Extracted data entries

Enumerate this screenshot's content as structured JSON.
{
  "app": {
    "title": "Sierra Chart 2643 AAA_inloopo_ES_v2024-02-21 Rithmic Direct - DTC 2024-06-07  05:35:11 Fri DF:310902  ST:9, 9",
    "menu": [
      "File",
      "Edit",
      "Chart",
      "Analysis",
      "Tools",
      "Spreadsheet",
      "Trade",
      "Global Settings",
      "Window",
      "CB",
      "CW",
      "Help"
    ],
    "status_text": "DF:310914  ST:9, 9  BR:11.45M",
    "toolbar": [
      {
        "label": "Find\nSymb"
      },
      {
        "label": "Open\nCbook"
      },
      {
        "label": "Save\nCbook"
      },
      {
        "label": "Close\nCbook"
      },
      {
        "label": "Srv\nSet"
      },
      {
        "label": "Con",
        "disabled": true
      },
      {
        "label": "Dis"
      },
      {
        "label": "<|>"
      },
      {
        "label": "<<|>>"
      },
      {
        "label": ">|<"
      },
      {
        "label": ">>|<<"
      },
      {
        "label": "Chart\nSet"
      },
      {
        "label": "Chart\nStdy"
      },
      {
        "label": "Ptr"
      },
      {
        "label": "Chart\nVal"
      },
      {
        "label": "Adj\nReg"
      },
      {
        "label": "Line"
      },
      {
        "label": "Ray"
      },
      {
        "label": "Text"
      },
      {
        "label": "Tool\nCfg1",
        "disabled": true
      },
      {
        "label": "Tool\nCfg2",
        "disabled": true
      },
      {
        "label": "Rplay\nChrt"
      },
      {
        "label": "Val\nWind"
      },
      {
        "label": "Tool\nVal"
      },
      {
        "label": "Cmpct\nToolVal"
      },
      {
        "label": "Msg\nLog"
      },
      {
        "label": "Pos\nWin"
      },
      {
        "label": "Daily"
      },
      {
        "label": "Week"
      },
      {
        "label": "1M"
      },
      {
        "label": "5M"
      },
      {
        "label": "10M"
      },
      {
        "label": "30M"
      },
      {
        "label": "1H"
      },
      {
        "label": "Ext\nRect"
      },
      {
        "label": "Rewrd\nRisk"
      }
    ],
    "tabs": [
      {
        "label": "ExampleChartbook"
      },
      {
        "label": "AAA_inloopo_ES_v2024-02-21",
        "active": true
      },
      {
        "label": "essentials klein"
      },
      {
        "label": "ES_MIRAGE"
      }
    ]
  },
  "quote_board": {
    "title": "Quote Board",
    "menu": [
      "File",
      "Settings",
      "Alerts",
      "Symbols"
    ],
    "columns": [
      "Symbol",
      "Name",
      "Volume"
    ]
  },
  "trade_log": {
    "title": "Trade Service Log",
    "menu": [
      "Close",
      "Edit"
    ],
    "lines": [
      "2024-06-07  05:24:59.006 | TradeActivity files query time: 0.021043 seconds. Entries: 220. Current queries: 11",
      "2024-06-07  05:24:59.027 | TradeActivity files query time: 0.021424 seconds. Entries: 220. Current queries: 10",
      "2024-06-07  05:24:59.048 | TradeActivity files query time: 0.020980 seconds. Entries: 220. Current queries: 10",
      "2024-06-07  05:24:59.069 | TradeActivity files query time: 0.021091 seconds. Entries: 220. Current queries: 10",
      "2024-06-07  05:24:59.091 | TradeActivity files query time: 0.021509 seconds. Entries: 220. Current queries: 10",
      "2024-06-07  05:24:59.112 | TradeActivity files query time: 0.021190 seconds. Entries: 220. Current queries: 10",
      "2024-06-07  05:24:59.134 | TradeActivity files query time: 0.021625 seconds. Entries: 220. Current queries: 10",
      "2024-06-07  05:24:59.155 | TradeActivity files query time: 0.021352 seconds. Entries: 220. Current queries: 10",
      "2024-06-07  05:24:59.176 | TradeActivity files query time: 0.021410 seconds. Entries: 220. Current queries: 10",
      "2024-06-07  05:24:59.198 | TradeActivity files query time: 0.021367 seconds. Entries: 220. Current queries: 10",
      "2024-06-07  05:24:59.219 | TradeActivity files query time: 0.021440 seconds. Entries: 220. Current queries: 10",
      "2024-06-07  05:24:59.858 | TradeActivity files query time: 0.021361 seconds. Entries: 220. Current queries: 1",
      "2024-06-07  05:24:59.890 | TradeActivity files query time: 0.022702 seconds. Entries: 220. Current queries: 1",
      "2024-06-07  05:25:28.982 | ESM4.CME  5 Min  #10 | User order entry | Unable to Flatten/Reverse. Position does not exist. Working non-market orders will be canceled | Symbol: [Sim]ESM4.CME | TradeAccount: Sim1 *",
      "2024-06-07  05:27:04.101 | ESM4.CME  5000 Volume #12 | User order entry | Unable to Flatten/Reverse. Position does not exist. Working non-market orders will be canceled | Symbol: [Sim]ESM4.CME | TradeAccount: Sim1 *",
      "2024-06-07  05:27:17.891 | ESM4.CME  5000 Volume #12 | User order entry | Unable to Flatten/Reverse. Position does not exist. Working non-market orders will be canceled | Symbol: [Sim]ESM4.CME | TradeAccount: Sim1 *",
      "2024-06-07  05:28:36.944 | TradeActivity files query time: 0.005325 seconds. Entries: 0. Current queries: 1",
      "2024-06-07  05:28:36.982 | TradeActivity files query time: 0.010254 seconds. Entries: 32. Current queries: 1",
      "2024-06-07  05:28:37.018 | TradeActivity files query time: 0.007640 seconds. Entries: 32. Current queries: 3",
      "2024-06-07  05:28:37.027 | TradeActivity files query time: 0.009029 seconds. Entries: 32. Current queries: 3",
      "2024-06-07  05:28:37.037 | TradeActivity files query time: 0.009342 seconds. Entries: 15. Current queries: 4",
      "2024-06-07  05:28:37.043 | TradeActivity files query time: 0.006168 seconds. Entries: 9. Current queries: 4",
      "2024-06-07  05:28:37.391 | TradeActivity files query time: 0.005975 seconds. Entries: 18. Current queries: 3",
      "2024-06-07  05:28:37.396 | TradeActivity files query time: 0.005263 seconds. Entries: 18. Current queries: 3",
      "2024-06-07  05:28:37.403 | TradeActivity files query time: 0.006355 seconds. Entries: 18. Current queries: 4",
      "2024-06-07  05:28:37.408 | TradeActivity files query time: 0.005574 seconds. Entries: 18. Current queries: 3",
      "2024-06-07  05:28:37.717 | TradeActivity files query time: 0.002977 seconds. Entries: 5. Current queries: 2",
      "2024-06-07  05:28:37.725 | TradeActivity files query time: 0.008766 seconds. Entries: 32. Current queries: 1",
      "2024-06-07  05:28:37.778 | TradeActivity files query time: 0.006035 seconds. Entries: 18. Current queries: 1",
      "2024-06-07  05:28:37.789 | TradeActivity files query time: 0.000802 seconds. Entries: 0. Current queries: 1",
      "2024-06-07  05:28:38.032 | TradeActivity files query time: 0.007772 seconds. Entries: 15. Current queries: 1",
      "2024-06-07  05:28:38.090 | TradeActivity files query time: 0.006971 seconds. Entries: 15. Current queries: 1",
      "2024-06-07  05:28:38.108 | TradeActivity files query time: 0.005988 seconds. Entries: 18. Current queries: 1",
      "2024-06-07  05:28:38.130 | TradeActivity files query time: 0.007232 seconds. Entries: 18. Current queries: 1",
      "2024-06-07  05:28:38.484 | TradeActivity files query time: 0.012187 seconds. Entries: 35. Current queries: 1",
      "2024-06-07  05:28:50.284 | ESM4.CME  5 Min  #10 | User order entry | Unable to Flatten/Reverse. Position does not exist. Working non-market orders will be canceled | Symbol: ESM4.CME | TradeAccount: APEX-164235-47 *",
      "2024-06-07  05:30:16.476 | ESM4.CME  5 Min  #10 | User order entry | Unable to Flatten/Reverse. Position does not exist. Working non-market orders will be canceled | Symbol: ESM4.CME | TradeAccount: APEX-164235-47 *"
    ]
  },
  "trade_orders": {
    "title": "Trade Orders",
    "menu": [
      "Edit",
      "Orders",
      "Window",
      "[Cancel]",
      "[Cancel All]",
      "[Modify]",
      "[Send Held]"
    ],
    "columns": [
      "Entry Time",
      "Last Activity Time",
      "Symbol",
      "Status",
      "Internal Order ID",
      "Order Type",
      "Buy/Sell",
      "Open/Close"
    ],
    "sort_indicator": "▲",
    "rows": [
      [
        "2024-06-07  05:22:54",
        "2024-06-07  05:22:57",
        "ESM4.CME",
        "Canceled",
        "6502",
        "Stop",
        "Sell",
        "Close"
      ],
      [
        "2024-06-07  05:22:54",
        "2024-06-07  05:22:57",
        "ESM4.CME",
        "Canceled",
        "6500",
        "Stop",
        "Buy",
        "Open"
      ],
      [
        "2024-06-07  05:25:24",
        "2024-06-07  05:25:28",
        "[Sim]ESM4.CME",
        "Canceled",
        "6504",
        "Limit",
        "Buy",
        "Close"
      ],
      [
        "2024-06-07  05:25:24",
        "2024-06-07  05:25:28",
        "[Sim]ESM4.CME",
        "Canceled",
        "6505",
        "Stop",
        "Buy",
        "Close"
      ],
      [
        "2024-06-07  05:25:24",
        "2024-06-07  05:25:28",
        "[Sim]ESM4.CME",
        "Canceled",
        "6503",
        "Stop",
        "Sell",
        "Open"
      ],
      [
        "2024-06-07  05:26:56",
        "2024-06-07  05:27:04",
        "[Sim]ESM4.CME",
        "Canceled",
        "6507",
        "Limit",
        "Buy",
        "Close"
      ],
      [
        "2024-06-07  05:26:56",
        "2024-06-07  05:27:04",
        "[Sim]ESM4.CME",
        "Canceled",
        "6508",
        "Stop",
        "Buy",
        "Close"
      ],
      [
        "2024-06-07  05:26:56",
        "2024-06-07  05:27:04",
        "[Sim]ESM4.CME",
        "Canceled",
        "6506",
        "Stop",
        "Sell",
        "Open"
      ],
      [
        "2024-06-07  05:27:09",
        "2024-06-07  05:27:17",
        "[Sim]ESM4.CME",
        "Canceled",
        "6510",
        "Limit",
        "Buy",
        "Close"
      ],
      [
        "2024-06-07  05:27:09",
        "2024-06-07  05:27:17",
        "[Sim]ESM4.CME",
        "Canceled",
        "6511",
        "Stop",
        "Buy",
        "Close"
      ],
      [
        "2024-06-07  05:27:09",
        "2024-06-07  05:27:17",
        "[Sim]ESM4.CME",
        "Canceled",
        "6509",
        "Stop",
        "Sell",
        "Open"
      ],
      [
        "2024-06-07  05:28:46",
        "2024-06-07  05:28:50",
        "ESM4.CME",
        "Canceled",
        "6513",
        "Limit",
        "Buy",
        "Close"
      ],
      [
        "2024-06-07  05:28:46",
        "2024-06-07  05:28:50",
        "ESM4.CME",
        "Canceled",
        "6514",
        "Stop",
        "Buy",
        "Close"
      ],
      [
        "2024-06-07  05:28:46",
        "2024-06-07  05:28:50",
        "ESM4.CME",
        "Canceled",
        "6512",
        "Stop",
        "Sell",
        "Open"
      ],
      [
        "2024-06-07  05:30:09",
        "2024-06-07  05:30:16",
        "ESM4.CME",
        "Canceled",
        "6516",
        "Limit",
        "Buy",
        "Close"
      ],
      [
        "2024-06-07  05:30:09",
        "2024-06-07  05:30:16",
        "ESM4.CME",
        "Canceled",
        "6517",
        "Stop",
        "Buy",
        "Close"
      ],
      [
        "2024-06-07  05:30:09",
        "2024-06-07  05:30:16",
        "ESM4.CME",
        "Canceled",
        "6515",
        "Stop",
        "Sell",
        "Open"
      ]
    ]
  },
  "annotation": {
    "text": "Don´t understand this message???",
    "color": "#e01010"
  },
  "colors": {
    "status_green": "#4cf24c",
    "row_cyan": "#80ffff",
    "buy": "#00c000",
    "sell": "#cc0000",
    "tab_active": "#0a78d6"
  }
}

Required work:
Find the word "APEX" and list each line it appears in.

Answer to this exercise:
      "2024-06-07  05:28:50.284 | ESM4.CME  5 Min  #10 | User order entry | Unable to Flatten/Reverse. Position does not exist. Working non-market orders will be canceled | Symbol: ESM4.CME | TradeAccount: APEX-164235-47 *",
      "2024-06-07  05:30:16.476 | ESM4.CME  5 Min  #10 | User order entry | Unable to Flatten/Reverse. Position does not exist. Working non-market orders will be canceled | Symbol: ESM4.CME | TradeAccount: APEX-164235-47 *"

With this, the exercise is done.